• GIVEN PROBLEM:
Keep only the lines where "construção" appears.
[start]
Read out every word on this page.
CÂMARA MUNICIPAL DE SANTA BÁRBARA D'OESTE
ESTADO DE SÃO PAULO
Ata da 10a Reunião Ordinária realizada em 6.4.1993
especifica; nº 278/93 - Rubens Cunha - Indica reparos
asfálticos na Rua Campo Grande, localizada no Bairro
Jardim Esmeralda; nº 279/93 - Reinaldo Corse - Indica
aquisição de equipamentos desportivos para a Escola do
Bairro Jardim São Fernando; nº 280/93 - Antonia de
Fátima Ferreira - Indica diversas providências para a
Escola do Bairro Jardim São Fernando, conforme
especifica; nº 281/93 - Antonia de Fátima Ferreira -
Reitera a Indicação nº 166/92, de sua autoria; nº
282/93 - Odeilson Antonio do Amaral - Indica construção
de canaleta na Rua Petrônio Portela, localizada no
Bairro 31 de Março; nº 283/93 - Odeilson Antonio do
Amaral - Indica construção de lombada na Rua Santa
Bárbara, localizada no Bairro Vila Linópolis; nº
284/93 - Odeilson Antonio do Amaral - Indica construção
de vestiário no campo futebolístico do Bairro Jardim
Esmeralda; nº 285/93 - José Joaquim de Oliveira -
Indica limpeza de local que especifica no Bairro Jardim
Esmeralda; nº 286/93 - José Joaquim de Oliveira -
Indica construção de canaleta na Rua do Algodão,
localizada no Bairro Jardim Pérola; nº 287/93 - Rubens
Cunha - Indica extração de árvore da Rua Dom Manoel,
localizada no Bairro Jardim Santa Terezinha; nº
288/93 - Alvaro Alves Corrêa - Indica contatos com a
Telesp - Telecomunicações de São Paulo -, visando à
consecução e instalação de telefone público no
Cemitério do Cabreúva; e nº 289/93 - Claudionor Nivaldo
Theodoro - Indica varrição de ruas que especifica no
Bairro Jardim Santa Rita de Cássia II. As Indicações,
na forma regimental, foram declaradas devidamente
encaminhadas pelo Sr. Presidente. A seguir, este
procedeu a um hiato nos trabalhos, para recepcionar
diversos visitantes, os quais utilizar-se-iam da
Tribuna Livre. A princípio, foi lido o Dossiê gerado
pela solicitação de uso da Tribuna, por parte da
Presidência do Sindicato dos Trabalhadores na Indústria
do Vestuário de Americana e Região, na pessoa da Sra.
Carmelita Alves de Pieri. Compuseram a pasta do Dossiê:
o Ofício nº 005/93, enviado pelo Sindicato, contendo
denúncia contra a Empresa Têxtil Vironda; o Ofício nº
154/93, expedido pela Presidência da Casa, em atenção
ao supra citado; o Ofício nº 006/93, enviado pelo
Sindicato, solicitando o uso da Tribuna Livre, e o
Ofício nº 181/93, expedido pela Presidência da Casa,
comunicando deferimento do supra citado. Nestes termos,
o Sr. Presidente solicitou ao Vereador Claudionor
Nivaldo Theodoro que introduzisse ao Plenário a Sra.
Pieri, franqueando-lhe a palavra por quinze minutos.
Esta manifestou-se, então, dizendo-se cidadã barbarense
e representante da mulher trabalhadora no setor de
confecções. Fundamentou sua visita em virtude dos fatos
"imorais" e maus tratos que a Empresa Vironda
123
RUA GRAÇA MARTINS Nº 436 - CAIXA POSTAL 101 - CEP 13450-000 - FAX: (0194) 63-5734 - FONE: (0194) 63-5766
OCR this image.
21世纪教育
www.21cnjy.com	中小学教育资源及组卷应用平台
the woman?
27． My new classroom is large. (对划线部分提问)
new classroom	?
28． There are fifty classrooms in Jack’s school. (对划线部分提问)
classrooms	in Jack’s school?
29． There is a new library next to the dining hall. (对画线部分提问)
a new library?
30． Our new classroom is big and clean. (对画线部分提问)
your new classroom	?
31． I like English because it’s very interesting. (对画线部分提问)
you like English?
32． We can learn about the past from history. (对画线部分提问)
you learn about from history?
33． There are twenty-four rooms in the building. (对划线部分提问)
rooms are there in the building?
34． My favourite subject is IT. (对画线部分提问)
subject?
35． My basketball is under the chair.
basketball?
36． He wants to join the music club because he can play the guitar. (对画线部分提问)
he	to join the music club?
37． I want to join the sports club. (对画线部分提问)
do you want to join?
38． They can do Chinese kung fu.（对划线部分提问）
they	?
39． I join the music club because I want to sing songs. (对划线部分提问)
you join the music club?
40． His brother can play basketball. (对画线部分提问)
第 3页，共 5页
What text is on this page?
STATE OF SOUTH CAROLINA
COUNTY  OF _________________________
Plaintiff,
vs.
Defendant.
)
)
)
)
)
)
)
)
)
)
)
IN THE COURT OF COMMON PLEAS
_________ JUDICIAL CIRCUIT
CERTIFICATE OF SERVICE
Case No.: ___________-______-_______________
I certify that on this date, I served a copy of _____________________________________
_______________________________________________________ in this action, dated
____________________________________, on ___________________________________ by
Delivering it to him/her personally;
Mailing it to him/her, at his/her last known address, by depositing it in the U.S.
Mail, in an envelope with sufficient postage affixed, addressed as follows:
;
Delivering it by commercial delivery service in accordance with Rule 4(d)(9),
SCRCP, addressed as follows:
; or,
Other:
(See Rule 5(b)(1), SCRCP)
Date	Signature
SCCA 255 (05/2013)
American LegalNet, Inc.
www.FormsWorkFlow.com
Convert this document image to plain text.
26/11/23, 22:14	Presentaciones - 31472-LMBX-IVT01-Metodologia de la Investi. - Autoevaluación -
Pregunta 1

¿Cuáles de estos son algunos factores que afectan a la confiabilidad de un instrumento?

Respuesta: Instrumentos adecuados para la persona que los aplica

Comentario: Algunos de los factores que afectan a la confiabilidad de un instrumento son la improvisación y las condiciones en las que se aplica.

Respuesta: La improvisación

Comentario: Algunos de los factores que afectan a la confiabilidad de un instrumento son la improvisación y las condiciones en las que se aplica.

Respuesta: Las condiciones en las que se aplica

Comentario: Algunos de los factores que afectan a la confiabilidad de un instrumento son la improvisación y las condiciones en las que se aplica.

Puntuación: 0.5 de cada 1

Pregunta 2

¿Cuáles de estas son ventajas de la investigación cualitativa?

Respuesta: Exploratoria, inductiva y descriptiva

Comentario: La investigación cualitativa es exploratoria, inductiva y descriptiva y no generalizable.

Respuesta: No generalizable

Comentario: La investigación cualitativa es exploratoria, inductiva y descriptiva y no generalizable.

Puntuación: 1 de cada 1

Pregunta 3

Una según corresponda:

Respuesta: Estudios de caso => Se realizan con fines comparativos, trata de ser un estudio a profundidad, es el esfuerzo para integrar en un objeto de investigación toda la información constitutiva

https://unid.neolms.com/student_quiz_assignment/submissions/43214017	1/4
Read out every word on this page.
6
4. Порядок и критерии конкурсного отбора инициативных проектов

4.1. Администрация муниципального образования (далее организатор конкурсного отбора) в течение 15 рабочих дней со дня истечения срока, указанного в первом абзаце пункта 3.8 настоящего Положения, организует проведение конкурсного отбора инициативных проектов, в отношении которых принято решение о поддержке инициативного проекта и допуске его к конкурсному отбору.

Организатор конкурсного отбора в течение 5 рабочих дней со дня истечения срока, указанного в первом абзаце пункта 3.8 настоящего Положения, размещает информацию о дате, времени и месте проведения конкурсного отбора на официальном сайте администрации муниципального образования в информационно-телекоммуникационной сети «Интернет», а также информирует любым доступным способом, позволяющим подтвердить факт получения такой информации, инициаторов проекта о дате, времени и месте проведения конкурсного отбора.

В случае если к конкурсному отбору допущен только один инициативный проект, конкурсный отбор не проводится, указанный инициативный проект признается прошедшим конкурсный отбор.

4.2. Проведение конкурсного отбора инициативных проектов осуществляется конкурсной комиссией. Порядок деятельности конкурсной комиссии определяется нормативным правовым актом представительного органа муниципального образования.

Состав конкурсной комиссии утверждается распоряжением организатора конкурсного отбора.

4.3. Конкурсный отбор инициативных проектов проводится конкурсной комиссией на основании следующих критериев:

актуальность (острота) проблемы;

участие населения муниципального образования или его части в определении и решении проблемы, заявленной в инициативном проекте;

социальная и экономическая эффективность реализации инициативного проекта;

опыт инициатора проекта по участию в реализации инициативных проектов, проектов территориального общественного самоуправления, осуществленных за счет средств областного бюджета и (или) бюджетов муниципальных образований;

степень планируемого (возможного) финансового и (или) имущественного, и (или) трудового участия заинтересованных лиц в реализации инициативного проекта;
[end]
• FULL RESPONSE:
282/93 - Odeilson Antonio do Amaral - Indica construção
Amaral - Indica construção de lombada na Rua Santa
284/93 - Odeilson Antonio do Amaral - Indica construção
Indica construção de canaleta na Rua do Algodão,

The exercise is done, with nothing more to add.